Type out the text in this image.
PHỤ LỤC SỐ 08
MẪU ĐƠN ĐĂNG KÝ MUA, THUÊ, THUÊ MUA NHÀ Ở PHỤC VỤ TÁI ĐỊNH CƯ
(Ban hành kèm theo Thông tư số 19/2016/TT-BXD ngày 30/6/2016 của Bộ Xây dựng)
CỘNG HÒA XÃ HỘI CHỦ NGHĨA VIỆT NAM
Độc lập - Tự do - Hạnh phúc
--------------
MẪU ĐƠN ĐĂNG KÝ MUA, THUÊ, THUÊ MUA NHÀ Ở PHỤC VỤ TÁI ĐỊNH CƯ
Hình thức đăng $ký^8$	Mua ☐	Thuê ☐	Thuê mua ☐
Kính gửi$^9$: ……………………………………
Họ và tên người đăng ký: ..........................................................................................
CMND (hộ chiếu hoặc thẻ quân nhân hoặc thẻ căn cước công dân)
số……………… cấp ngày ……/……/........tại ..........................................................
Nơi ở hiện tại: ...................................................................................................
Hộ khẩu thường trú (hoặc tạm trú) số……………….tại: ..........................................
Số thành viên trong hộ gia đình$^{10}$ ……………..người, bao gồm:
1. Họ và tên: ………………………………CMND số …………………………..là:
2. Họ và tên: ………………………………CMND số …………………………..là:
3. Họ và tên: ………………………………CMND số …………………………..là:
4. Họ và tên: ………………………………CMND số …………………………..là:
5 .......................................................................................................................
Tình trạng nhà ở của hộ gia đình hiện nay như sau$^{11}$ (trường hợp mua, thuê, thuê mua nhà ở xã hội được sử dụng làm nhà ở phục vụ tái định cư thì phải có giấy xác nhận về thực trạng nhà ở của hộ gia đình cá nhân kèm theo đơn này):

☆ ☆ ☆

Your task is to print the whole listing again exactly.

Type out the text in this image.
PHỤ LỤC SỐ 08
MẪU ĐƠN ĐĂNG KÝ MUA, THUÊ, THUÊ MUA NHÀ Ở PHỤC VỤ TÁI ĐỊNH CƯ
(Ban hành kèm theo Thông tư số 19/2016/TT-BXD ngày 30/6/2016 của Bộ Xây dựng)
CỘNG HÒA XÃ HỘI CHỦ NGHĨA VIỆT NAM
Độc lập - Tự do - Hạnh phúc
--------------
MẪU ĐƠN ĐĂNG KÝ MUA, THUÊ, THUÊ MUA NHÀ Ở PHỤC VỤ TÁI ĐỊNH CƯ
Hình thức đăng $ký^8$	Mua ☐	Thuê ☐	Thuê mua ☐
Kính gửi$^9$: ……………………………………
Họ và tên người đăng ký: ..........................................................................................
CMND (hộ chiếu hoặc thẻ quân nhân hoặc thẻ căn cước công dân)
số……………… cấp ngày ……/……/........tại ..........................................................
Nơi ở hiện tại: ...................................................................................................
Hộ khẩu thường trú (hoặc tạm trú) số……………….tại: ..........................................
Số thành viên trong hộ gia đình$^{10}$ ……………..người, bao gồm:
1. Họ và tên: ………………………………CMND số …………………………..là:
2. Họ và tên: ………………………………CMND số …………………………..là:
3. Họ và tên: ………………………………CMND số …………………………..là:
4. Họ và tên: ………………………………CMND số …………………………..là:
5 .......................................................................................................................
Tình trạng nhà ở của hộ gia đình hiện nay như sau$^{11}$ (trường hợp mua, thuê, thuê mua nhà ở xã hội được sử dụng làm nhà ở phục vụ tái định cư thì phải có giấy xác nhận về thực trạng nhà ở của hộ gia đình cá nhân kèm theo đơn này):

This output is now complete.